Written exercise
Copy every record word for word.

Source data
--- --- ---
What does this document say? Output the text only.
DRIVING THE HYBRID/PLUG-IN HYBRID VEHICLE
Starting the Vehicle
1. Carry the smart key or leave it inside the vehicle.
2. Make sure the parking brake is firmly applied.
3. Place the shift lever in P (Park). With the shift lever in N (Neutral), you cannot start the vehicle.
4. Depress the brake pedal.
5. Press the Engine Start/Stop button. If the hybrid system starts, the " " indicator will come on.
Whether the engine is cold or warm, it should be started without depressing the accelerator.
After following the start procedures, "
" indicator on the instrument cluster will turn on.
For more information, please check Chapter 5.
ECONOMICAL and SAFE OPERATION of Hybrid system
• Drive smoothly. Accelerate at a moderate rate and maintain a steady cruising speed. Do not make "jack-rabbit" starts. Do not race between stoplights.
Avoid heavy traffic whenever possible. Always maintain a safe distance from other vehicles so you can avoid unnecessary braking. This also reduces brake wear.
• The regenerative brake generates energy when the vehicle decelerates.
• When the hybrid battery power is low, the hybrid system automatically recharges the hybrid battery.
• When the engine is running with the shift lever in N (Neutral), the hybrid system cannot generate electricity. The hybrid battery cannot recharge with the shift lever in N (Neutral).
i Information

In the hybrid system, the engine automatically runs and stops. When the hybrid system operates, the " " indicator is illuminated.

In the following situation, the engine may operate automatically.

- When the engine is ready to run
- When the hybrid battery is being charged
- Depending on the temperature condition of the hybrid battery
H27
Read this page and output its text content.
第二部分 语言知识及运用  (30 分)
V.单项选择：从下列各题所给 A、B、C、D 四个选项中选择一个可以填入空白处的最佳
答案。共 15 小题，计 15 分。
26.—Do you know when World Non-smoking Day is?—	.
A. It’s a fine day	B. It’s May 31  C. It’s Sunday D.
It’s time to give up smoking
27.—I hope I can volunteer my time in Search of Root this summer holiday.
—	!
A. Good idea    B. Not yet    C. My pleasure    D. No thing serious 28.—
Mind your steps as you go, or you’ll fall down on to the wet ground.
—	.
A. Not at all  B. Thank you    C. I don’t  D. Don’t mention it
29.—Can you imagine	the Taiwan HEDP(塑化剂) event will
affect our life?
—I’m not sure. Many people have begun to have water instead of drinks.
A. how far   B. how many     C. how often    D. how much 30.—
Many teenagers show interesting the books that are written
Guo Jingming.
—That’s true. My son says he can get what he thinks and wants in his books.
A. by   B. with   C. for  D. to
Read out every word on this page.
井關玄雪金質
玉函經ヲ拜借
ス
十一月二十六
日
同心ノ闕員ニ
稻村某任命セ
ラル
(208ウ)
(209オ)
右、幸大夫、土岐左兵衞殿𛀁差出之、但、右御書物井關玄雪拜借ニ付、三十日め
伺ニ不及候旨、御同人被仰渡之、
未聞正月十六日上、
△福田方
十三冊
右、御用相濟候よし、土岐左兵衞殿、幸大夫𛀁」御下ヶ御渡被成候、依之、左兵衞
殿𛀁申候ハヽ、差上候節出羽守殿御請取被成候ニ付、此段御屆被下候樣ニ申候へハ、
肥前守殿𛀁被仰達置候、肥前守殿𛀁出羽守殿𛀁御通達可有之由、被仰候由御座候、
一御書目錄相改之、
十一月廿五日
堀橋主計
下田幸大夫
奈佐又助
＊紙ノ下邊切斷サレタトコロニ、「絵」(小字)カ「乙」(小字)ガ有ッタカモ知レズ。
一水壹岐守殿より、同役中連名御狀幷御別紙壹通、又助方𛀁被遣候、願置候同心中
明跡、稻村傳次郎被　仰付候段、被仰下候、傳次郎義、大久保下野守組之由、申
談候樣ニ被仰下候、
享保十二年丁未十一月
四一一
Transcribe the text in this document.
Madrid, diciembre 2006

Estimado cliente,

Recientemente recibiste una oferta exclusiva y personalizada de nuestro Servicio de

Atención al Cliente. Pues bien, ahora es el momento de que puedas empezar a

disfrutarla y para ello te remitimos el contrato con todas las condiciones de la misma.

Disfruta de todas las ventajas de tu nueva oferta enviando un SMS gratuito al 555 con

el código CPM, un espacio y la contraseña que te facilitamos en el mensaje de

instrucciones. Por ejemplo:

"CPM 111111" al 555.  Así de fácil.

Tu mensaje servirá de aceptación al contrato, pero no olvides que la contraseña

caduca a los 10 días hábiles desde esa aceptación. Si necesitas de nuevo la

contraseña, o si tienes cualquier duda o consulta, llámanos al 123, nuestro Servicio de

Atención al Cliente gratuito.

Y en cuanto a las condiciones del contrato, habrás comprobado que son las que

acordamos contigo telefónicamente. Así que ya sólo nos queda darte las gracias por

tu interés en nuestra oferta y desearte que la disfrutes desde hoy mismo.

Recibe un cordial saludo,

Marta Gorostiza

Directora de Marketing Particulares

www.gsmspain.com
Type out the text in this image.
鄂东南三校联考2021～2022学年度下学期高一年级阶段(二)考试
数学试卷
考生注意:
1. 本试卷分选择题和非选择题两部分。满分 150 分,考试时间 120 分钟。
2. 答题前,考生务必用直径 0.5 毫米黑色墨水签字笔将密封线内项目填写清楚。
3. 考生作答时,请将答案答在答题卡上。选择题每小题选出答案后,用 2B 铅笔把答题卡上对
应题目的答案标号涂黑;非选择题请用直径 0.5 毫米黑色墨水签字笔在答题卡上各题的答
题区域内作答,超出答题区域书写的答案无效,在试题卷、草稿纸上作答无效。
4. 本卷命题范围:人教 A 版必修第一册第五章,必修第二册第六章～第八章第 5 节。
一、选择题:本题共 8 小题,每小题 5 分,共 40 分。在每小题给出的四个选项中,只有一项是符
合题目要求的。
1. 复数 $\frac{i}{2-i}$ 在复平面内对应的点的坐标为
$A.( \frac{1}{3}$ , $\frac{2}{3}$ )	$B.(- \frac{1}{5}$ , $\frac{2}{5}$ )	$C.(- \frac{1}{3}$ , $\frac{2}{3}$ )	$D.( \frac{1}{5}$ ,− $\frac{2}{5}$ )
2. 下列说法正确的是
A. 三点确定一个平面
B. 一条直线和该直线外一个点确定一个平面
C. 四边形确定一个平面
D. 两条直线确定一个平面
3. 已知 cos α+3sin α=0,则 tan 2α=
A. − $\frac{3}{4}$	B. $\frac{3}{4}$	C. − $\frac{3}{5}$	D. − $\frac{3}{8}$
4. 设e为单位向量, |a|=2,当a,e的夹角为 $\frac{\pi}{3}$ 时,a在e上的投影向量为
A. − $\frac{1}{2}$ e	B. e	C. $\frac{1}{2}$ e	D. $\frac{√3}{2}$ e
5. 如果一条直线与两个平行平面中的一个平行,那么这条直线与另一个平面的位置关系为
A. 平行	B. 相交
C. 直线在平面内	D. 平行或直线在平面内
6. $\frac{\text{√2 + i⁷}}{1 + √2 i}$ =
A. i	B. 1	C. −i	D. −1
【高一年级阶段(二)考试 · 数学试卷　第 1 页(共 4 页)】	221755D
--- --- ---
Written answer
What does this document say? Output the text only.
DRIVING THE HYBRID/PLUG-IN HYBRID VEHICLE
Starting the Vehicle
1. Carry the smart key or leave it inside the vehicle.
2. Make sure the parking brake is firmly applied.
3. Place the shift lever in P (Park). With the shift lever in N (Neutral), you cannot start the vehicle.
4. Depress the brake pedal.
5. Press the Engine Start/Stop button. If the hybrid system starts, the " " indicator will come on.
Whether the engine is cold or warm, it should be started without depressing the accelerator.
After following the start procedures, "
" indicator on the instrument cluster will turn on.
For more information, please check Chapter 5.
ECONOMICAL and SAFE OPERATION of Hybrid system
• Drive smoothly. Accelerate at a moderate rate and maintain a steady cruising speed. Do not make "jack-rabbit" starts. Do not race between stoplights.
Avoid heavy traffic whenever possible. Always maintain a safe distance from other vehicles so you can avoid unnecessary braking. This also reduces brake wear.
• The regenerative brake generates energy when the vehicle decelerates.
• When the hybrid battery power is low, the hybrid system automatically recharges the hybrid battery.
• When the engine is running with the shift lever in N (Neutral), the hybrid system cannot generate electricity. The hybrid battery cannot recharge with the shift lever in N (Neutral).
i Information

In the hybrid system, the engine automatically runs and stops. When the hybrid system operates, the " " indicator is illuminated.

In the following situation, the engine may operate automatically.

- When the engine is ready to run
- When the hybrid battery is being charged
- Depending on the temperature condition of the hybrid battery
H27
Read this page and output its text content.
第二部分 语言知识及运用  (30 分)
V.单项选择：从下列各题所给 A、B、C、D 四个选项中选择一个可以填入空白处的最佳
答案。共 15 小题，计 15 分。
26.—Do you know when World Non-smoking Day is?—	.
A. It’s a fine day	B. It’s May 31  C. It’s Sunday D.
It’s time to give up smoking
27.—I hope I can volunteer my time in Search of Root this summer holiday.
—	!
A. Good idea    B. Not yet    C. My pleasure    D. No thing serious 28.—
Mind your steps as you go, or you’ll fall down on to the wet ground.
—	.
A. Not at all  B. Thank you    C. I don’t  D. Don’t mention it
29.—Can you imagine	the Taiwan HEDP(塑化剂) event will
affect our life?
—I’m not sure. Many people have begun to have water instead of drinks.
A. how far   B. how many     C. how often    D. how much 30.—
Many teenagers show interesting the books that are written
Guo Jingming.
—That’s true. My son says he can get what he thinks and wants in his books.
A. by   B. with   C. for  D. to
Read out every word on this page.
井關玄雪金質
玉函經ヲ拜借
ス
十一月二十六
日
同心ノ闕員ニ
稻村某任命セ
ラル
(208ウ)
(209オ)
右、幸大夫、土岐左兵衞殿𛀁差出之、但、右御書物井關玄雪拜借ニ付、三十日め
伺ニ不及候旨、御同人被仰渡之、
未聞正月十六日上、
△福田方
十三冊
右、御用相濟候よし、土岐左兵衞殿、幸大夫𛀁」御下ヶ御渡被成候、依之、左兵衞
殿𛀁申候ハヽ、差上候節出羽守殿御請取被成候ニ付、此段御屆被下候樣ニ申候へハ、
肥前守殿𛀁被仰達置候、肥前守殿𛀁出羽守殿𛀁御通達可有之由、被仰候由御座候、
一御書目錄相改之、
十一月廿五日
堀橋主計
下田幸大夫
奈佐又助
＊紙ノ下邊切斷サレタトコロニ、「絵」(小字)カ「乙」(小字)ガ有ッタカモ知レズ。
一水壹岐守殿より、同役中連名御狀幷御別紙壹通、又助方𛀁被遣候、願置候同心中
明跡、稻村傳次郎被　仰付候段、被仰下候、傳次郎義、大久保下野守組之由、申
談候樣ニ被仰下候、
享保十二年丁未十一月
四一一
Transcribe the text in this document.
Madrid, diciembre 2006

Estimado cliente,

Recientemente recibiste una oferta exclusiva y personalizada de nuestro Servicio de

Atención al Cliente. Pues bien, ahora es el momento de que puedas empezar a

disfrutarla y para ello te remitimos el contrato con todas las condiciones de la misma.

Disfruta de todas las ventajas de tu nueva oferta enviando un SMS gratuito al 555 con

el código CPM, un espacio y la contraseña que te facilitamos en el mensaje de

instrucciones. Por ejemplo:

"CPM 111111" al 555.  Así de fácil.

Tu mensaje servirá de aceptación al contrato, pero no olvides que la contraseña

caduca a los 10 días hábiles desde esa aceptación. Si necesitas de nuevo la

contraseña, o si tienes cualquier duda o consulta, llámanos al 123, nuestro Servicio de

Atención al Cliente gratuito.

Y en cuanto a las condiciones del contrato, habrás comprobado que son las que

acordamos contigo telefónicamente. Así que ya sólo nos queda darte las gracias por

tu interés en nuestra oferta y desearte que la disfrutes desde hoy mismo.

Recibe un cordial saludo,

Marta Gorostiza

Directora de Marketing Particulares

www.gsmspain.com
Type out the text in this image.
鄂东南三校联考2021～2022学年度下学期高一年级阶段(二)考试
数学试卷
考生注意:
1. 本试卷分选择题和非选择题两部分。满分 150 分,考试时间 120 分钟。
2. 答题前,考生务必用直径 0.5 毫米黑色墨水签字笔将密封线内项目填写清楚。
3. 考生作答时,请将答案答在答题卡上。选择题每小题选出答案后,用 2B 铅笔把答题卡上对
应题目的答案标号涂黑;非选择题请用直径 0.5 毫米黑色墨水签字笔在答题卡上各题的答
题区域内作答,超出答题区域书写的答案无效,在试题卷、草稿纸上作答无效。
4. 本卷命题范围:人教 A 版必修第一册第五章,必修第二册第六章～第八章第 5 节。
一、选择题:本题共 8 小题,每小题 5 分,共 40 分。在每小题给出的四个选项中,只有一项是符
合题目要求的。
1. 复数 $\frac{i}{2-i}$ 在复平面内对应的点的坐标为
$A.( \frac{1}{3}$ , $\frac{2}{3}$ )	$B.(- \frac{1}{5}$ , $\frac{2}{5}$ )	$C.(- \frac{1}{3}$ , $\frac{2}{3}$ )	$D.( \frac{1}{5}$ ,− $\frac{2}{5}$ )
2. 下列说法正确的是
A. 三点确定一个平面
B. 一条直线和该直线外一个点确定一个平面
C. 四边形确定一个平面
D. 两条直线确定一个平面
3. 已知 cos α+3sin α=0,则 tan 2α=
A. − $\frac{3}{4}$	B. $\frac{3}{4}$	C. − $\frac{3}{5}$	D. − $\frac{3}{8}$
4. 设e为单位向量, |a|=2,当a,e的夹角为 $\frac{\pi}{3}$ 时,a在e上的投影向量为
A. − $\frac{1}{2}$ e	B. e	C. $\frac{1}{2}$ e	D. $\frac{√3}{2}$ e
5. 如果一条直线与两个平行平面中的一个平行,那么这条直线与另一个平面的位置关系为
A. 平行	B. 相交
C. 直线在平面内	D. 平行或直线在平面内
6. $\frac{\text{√2 + i⁷}}{1 + √2 i}$ =
A. i	B. 1	C. −i	D. −1
【高一年级阶段(二)考试 · 数学试卷　第 1 页(共 4 页)】	221755D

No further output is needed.